WRITTEN TASK ▸ Look through the records that follow. Copy every line containing the word "freedom".

SOURCE MATERIAL ▸
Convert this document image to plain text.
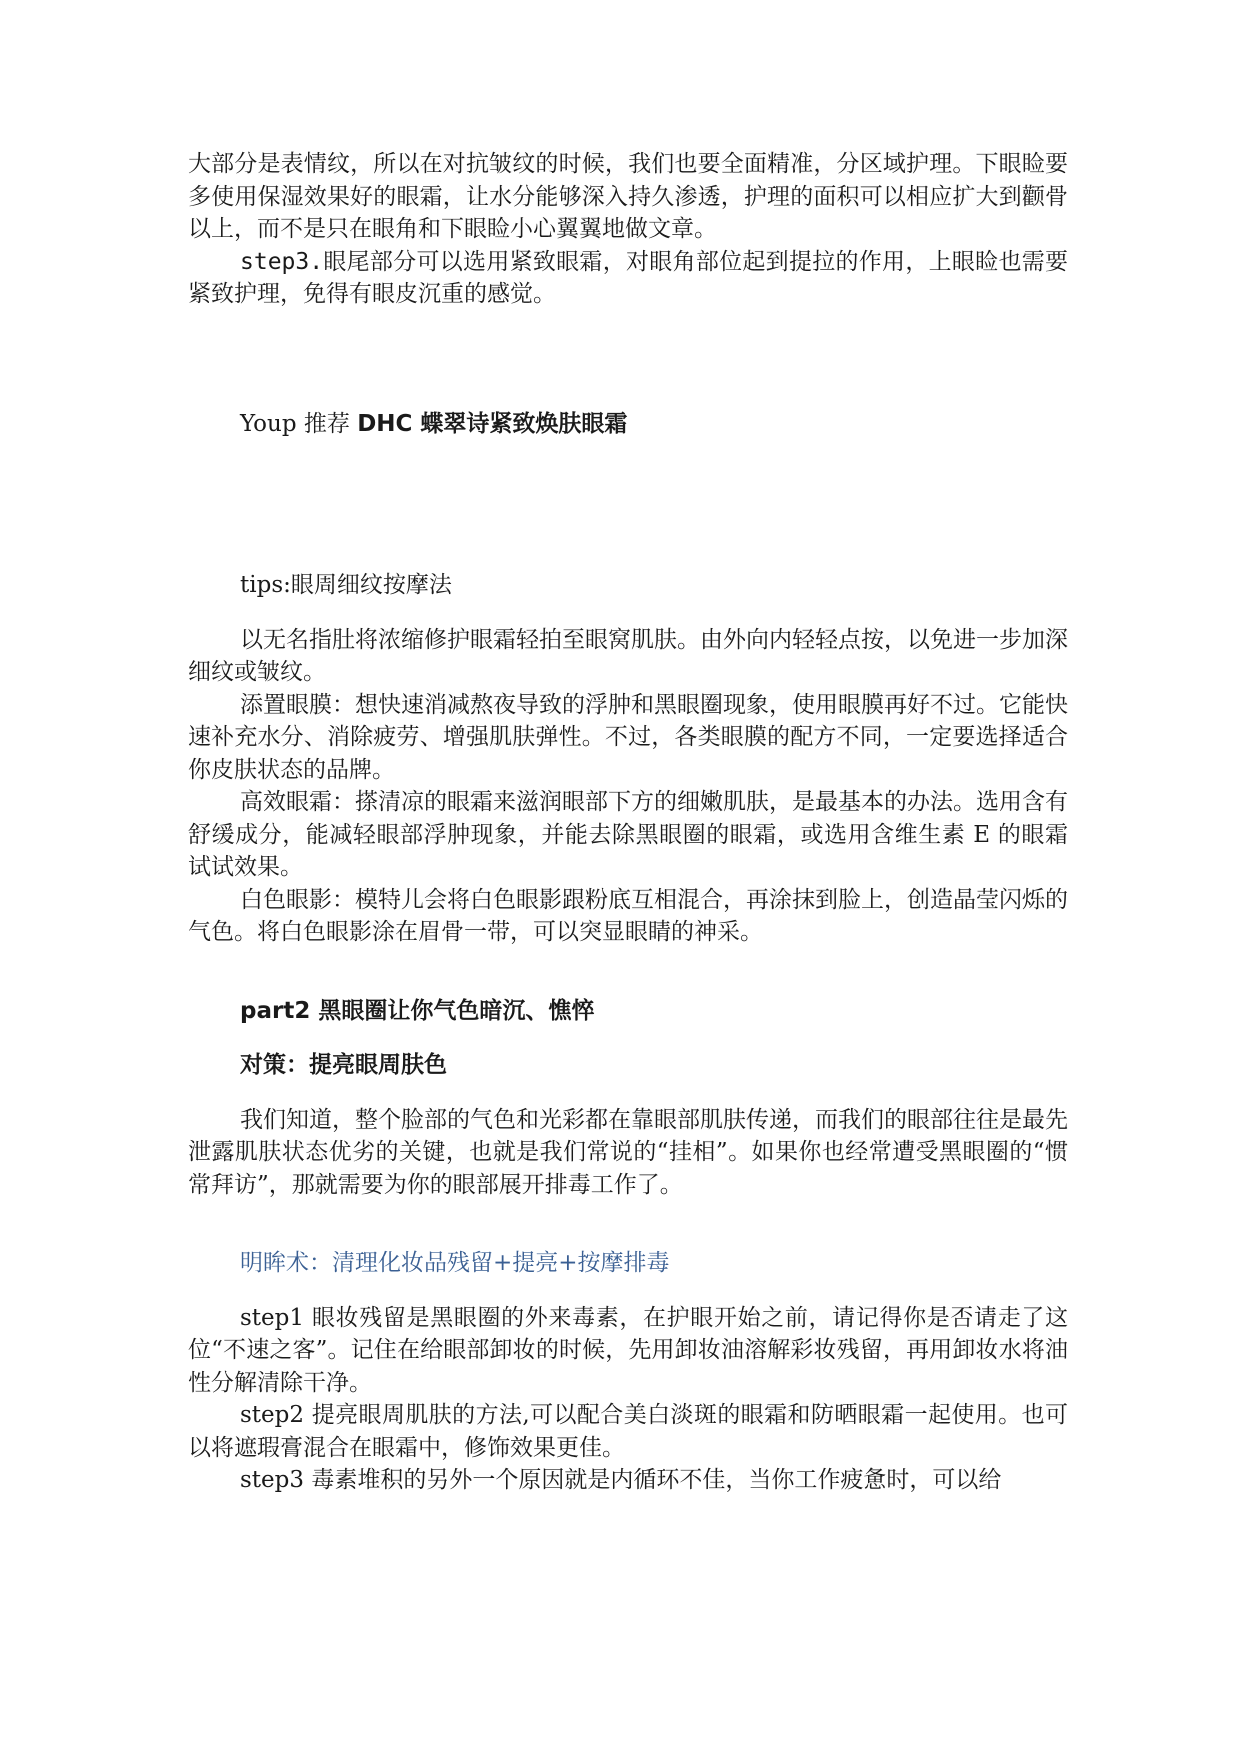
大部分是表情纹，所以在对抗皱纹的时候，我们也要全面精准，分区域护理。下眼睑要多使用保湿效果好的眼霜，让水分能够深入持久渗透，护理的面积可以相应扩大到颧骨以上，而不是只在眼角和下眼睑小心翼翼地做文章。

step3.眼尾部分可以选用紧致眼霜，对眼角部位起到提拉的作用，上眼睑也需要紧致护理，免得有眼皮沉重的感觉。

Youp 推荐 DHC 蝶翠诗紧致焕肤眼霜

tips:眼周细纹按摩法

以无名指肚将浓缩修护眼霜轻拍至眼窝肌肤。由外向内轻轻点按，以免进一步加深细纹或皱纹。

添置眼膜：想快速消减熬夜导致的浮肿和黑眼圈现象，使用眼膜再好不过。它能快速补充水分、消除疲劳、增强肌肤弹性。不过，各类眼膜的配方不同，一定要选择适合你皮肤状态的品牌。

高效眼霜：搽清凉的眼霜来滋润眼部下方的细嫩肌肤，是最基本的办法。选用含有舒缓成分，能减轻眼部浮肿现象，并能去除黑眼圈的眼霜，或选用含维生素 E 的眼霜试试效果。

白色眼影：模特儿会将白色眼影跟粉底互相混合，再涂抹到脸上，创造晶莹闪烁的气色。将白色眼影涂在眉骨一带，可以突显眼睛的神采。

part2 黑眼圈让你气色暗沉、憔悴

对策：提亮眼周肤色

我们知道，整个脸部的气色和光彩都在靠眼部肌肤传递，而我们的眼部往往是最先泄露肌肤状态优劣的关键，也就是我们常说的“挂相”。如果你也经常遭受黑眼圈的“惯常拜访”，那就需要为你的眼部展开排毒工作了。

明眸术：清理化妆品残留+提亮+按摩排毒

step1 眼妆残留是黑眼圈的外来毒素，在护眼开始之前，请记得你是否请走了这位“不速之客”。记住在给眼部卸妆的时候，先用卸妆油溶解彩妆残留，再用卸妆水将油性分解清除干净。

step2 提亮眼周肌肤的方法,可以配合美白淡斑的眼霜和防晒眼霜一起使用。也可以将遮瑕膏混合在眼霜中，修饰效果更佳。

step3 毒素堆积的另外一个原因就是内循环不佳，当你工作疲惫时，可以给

---

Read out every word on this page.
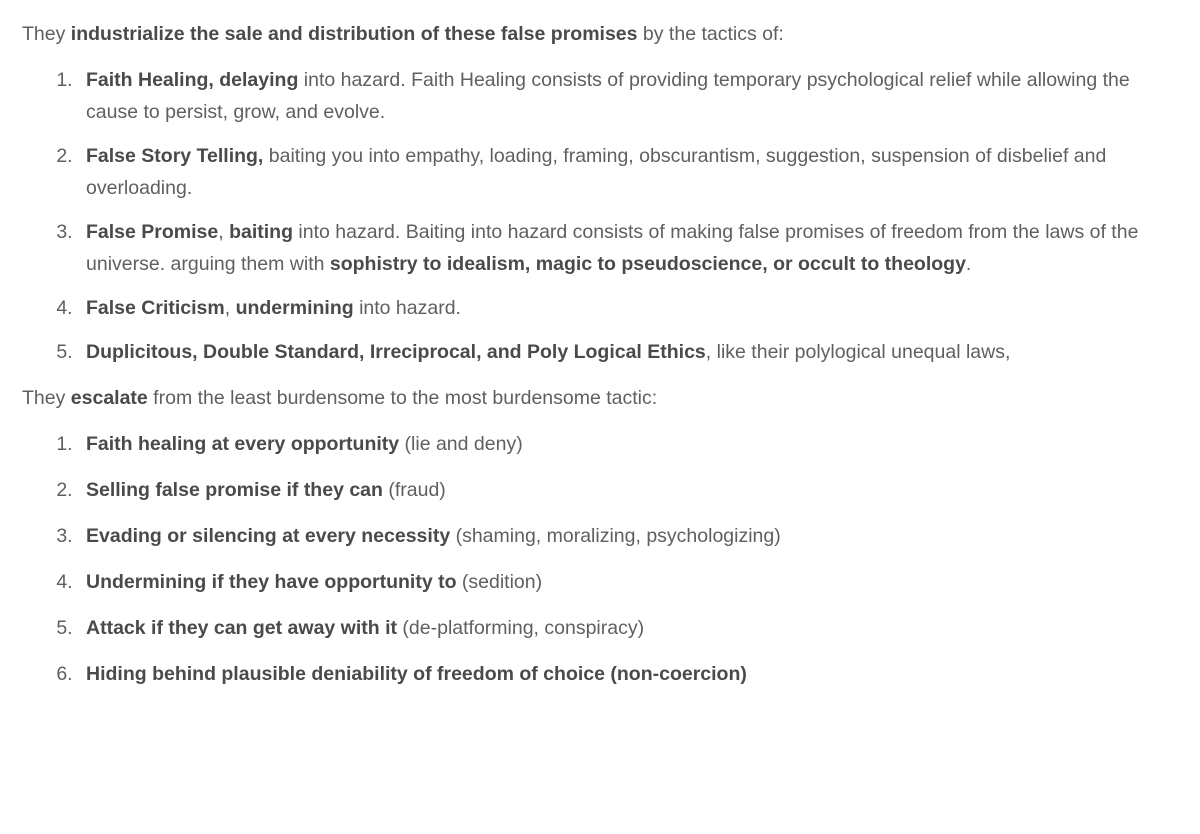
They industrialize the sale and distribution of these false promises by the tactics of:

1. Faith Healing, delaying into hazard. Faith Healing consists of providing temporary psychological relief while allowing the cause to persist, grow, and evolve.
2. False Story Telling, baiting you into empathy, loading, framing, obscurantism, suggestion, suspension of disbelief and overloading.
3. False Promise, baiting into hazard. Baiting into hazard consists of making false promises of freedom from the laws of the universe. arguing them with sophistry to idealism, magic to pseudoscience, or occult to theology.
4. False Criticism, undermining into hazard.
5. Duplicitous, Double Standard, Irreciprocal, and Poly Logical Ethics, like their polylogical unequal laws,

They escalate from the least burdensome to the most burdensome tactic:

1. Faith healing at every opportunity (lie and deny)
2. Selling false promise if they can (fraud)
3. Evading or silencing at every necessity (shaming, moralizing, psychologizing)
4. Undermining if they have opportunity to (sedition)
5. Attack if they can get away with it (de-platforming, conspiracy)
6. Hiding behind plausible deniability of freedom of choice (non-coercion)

SOLUTION TO THE EXERCISE ▸
3. False Promise, baiting into hazard. Baiting into hazard consists of making false promises of freedom from the laws of the universe. arguing them with sophistry to idealism, magic to pseudoscience, or occult to theology.
6. Hiding behind plausible deniability of freedom of choice (non-coercion)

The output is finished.